§ PROVIDED INFORMATION:
--*--
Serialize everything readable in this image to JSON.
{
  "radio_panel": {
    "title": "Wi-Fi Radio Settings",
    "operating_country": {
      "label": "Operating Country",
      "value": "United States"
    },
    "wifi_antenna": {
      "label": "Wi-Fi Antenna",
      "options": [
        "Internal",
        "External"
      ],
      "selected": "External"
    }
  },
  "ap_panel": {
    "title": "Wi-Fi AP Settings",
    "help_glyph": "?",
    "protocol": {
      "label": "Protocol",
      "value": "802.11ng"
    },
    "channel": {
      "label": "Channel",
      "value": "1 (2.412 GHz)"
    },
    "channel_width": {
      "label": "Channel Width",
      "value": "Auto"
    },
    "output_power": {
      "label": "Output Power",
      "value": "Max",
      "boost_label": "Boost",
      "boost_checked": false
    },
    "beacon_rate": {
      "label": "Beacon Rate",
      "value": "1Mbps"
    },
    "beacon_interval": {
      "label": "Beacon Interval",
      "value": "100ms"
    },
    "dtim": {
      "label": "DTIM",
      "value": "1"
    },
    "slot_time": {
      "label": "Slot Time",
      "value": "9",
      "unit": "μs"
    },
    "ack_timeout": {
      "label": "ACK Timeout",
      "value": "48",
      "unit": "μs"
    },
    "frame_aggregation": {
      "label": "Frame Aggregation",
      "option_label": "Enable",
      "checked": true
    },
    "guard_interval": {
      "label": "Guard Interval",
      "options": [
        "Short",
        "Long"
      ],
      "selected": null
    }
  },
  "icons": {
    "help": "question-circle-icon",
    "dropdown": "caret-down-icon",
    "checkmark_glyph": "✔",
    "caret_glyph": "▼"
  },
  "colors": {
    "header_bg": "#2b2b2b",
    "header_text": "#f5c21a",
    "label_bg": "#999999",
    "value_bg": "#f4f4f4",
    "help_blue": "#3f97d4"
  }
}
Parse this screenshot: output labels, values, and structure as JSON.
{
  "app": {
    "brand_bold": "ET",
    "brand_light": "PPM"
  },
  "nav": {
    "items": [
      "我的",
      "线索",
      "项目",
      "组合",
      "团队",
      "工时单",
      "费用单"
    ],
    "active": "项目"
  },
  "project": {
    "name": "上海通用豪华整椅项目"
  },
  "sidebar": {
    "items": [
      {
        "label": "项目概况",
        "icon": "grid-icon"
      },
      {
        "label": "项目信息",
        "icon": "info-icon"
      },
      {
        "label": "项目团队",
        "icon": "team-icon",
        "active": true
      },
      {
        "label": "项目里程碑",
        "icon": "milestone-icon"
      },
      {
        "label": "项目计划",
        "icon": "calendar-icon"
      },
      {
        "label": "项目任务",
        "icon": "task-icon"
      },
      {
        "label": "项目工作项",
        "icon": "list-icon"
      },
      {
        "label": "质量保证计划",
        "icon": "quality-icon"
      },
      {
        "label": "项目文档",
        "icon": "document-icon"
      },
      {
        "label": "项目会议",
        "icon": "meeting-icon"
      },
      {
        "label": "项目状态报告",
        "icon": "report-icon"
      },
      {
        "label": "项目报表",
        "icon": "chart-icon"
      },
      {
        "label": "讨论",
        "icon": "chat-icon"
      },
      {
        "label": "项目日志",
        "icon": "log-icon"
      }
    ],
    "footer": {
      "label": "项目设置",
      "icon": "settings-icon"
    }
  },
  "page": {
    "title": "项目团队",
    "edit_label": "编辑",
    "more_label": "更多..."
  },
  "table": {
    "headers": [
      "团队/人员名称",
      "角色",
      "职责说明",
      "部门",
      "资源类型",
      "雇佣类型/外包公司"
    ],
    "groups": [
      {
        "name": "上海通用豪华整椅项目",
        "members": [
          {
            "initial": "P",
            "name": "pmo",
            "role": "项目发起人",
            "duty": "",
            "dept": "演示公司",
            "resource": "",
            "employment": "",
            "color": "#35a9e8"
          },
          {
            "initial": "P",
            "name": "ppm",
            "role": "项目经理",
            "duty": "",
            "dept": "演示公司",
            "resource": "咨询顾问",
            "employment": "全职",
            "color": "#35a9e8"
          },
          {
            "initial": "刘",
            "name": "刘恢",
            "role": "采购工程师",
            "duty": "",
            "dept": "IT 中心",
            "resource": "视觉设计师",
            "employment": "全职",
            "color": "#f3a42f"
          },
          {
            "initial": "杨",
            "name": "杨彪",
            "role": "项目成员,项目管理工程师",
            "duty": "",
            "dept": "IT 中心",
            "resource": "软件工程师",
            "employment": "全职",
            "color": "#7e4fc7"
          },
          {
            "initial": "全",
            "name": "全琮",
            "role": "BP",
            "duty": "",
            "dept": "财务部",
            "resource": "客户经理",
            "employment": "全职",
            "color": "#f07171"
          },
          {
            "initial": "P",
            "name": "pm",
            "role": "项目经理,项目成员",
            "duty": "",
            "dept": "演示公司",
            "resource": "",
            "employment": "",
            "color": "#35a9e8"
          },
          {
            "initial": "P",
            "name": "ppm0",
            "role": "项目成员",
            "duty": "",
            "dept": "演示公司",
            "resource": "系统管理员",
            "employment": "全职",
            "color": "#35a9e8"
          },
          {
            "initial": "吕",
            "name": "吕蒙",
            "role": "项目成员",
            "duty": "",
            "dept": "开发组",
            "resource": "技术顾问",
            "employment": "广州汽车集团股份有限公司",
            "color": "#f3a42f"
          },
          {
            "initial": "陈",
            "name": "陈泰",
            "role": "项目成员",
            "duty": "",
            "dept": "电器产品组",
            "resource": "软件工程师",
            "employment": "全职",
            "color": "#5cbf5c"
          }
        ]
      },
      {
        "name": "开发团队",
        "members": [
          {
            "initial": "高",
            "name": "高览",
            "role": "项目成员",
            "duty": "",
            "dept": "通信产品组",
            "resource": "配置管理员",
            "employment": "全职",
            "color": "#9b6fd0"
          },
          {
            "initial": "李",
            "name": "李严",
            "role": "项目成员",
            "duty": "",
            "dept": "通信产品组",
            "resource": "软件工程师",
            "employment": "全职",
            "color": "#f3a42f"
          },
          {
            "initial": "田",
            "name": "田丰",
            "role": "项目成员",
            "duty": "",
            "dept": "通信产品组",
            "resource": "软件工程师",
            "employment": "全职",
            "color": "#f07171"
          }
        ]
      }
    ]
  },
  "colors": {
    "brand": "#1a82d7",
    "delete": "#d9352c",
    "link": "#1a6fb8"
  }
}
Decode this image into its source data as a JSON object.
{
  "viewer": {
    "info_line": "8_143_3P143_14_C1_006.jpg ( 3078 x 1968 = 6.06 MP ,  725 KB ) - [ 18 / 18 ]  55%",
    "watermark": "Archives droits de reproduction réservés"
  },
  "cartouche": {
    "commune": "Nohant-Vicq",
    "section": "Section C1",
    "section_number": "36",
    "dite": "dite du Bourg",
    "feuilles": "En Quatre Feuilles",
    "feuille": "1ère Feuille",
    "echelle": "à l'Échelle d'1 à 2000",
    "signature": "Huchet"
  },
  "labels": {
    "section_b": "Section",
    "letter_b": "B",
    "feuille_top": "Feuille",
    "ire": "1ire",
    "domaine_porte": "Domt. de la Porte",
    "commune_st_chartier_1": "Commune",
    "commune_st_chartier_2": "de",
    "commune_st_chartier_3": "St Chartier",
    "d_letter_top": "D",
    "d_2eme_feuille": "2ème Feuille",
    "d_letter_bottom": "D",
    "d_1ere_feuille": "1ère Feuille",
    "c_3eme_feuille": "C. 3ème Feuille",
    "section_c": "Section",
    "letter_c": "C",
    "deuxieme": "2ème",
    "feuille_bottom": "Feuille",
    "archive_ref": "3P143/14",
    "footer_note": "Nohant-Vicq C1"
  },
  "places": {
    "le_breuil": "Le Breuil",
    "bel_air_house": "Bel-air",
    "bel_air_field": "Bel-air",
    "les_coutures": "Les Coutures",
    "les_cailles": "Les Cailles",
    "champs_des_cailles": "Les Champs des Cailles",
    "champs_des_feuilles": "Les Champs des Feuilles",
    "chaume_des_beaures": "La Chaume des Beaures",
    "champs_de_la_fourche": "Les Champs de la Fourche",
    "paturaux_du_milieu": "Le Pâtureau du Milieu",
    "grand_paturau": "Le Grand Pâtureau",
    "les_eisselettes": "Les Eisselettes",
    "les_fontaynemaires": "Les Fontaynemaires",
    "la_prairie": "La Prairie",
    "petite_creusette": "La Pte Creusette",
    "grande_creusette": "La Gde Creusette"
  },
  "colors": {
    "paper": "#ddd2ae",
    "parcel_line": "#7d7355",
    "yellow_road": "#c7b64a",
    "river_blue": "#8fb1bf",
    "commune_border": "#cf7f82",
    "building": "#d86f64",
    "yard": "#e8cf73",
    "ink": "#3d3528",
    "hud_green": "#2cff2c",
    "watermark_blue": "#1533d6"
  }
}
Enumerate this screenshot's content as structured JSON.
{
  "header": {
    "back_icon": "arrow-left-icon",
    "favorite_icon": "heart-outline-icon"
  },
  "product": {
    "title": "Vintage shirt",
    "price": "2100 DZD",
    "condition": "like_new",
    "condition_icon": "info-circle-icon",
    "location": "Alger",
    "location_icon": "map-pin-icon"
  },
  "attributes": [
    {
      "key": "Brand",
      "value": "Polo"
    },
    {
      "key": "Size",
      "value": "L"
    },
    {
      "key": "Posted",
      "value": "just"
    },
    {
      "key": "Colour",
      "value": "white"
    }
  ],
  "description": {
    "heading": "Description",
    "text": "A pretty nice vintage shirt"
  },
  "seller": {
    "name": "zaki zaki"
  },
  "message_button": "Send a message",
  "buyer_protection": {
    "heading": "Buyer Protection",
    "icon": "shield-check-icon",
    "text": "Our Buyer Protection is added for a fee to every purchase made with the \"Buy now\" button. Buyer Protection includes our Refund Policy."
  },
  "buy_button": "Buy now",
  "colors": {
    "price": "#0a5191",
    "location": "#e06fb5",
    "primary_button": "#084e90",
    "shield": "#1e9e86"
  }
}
--*--
§ REQUIREMENT:
How many lines of the entries above hold the string "Feuilles"? Reply with the number alone.

§ COMPLETE OUTPUT:
2